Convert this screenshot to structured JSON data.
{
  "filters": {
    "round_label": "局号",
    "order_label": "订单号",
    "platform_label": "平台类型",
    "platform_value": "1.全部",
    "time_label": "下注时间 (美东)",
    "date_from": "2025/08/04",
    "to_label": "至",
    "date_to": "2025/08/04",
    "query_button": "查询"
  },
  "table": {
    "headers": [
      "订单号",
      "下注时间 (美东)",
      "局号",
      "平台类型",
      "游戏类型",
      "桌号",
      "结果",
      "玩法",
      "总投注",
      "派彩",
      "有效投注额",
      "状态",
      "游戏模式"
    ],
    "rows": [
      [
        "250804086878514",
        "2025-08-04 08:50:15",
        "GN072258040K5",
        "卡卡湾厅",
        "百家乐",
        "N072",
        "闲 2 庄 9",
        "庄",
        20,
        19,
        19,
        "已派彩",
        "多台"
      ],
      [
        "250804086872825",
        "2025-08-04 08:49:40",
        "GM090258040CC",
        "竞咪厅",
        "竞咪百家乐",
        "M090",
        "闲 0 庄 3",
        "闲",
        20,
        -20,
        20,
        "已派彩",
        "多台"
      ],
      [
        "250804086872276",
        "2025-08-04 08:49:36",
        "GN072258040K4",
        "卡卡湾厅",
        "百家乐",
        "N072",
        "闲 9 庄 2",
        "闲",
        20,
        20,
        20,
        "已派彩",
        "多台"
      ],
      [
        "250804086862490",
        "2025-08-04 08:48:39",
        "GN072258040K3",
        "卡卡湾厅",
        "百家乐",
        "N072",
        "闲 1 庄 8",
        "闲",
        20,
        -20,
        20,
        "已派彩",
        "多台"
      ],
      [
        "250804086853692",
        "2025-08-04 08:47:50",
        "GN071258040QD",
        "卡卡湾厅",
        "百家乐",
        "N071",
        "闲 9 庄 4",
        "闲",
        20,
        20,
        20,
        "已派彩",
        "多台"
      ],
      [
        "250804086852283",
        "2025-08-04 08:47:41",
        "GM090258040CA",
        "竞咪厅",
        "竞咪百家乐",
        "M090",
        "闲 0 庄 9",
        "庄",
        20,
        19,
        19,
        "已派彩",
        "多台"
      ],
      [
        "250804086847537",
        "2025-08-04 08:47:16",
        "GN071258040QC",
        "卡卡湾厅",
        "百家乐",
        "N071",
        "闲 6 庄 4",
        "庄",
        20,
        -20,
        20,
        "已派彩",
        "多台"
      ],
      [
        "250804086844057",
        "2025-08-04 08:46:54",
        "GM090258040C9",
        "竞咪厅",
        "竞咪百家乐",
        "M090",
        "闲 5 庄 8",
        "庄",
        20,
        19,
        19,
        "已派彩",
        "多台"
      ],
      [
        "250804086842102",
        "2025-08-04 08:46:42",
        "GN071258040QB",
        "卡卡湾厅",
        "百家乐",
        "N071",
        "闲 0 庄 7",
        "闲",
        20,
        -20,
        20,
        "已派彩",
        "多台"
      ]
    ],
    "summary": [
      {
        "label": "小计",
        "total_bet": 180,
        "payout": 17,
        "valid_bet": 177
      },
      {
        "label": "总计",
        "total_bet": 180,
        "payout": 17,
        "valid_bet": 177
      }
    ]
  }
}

Instructions to follow: Print all of the entries exactly as they are written.

Answer to the task:
Convert this screenshot to structured JSON data.
{
  "filters": {
    "round_label": "局号",
    "order_label": "订单号",
    "platform_label": "平台类型",
    "platform_value": "1.全部",
    "time_label": "下注时间 (美东)",
    "date_from": "2025/08/04",
    "to_label": "至",
    "date_to": "2025/08/04",
    "query_button": "查询"
  },
  "table": {
    "headers": [
      "订单号",
      "下注时间 (美东)",
      "局号",
      "平台类型",
      "游戏类型",
      "桌号",
      "结果",
      "玩法",
      "总投注",
      "派彩",
      "有效投注额",
      "状态",
      "游戏模式"
    ],
    "rows": [
      [
        "250804086878514",
        "2025-08-04 08:50:15",
        "GN072258040K5",
        "卡卡湾厅",
        "百家乐",
        "N072",
        "闲 2 庄 9",
        "庄",
        20,
        19,
        19,
        "已派彩",
        "多台"
      ],
      [
        "250804086872825",
        "2025-08-04 08:49:40",
        "GM090258040CC",
        "竞咪厅",
        "竞咪百家乐",
        "M090",
        "闲 0 庄 3",
        "闲",
        20,
        -20,
        20,
        "已派彩",
        "多台"
      ],
      [
        "250804086872276",
        "2025-08-04 08:49:36",
        "GN072258040K4",
        "卡卡湾厅",
        "百家乐",
        "N072",
        "闲 9 庄 2",
        "闲",
        20,
        20,
        20,
        "已派彩",
        "多台"
      ],
      [
        "250804086862490",
        "2025-08-04 08:48:39",
        "GN072258040K3",
        "卡卡湾厅",
        "百家乐",
        "N072",
        "闲 1 庄 8",
        "闲",
        20,
        -20,
        20,
        "已派彩",
        "多台"
      ],
      [
        "250804086853692",
        "2025-08-04 08:47:50",
        "GN071258040QD",
        "卡卡湾厅",
        "百家乐",
        "N071",
        "闲 9 庄 4",
        "闲",
        20,
        20,
        20,
        "已派彩",
        "多台"
      ],
      [
        "250804086852283",
        "2025-08-04 08:47:41",
        "GM090258040CA",
        "竞咪厅",
        "竞咪百家乐",
        "M090",
        "闲 0 庄 9",
        "庄",
        20,
        19,
        19,
        "已派彩",
        "多台"
      ],
      [
        "250804086847537",
        "2025-08-04 08:47:16",
        "GN071258040QC",
        "卡卡湾厅",
        "百家乐",
        "N071",
        "闲 6 庄 4",
        "庄",
        20,
        -20,
        20,
        "已派彩",
        "多台"
      ],
      [
        "250804086844057",
        "2025-08-04 08:46:54",
        "GM090258040C9",
        "竞咪厅",
        "竞咪百家乐",
        "M090",
        "闲 5 庄 8",
        "庄",
        20,
        19,
        19,
        "已派彩",
        "多台"
      ],
      [
        "250804086842102",
        "2025-08-04 08:46:42",
        "GN071258040QB",
        "卡卡湾厅",
        "百家乐",
        "N071",
        "闲 0 庄 7",
        "闲",
        20,
        -20,
        20,
        "已派彩",
        "多台"
      ]
    ],
    "summary": [
      {
        "label": "小计",
        "total_bet": 180,
        "payout": 17,
        "valid_bet": 177
      },
      {
        "label": "总计",
        "total_bet": 180,
        "payout": 17,
        "valid_bet": 177
      }
    ]
  }
}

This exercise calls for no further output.